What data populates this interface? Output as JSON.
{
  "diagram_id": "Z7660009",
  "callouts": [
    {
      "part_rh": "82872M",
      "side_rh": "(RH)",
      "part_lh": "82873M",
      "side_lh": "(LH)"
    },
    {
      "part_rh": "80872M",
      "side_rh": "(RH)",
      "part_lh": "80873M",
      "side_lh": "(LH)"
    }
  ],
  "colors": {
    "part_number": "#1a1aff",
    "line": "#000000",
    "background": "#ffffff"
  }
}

:: Written task ::
Provide an exact reproduction of all the entries shown above.

:: Exercise response ::
What data populates this interface? Output as JSON.
{
  "diagram_id": "Z7660009",
  "callouts": [
    {
      "part_rh": "82872M",
      "side_rh": "(RH)",
      "part_lh": "82873M",
      "side_lh": "(LH)"
    },
    {
      "part_rh": "80872M",
      "side_rh": "(RH)",
      "part_lh": "80873M",
      "side_lh": "(LH)"
    }
  ],
  "colors": {
    "part_number": "#1a1aff",
    "line": "#000000",
    "background": "#ffffff"
  }
}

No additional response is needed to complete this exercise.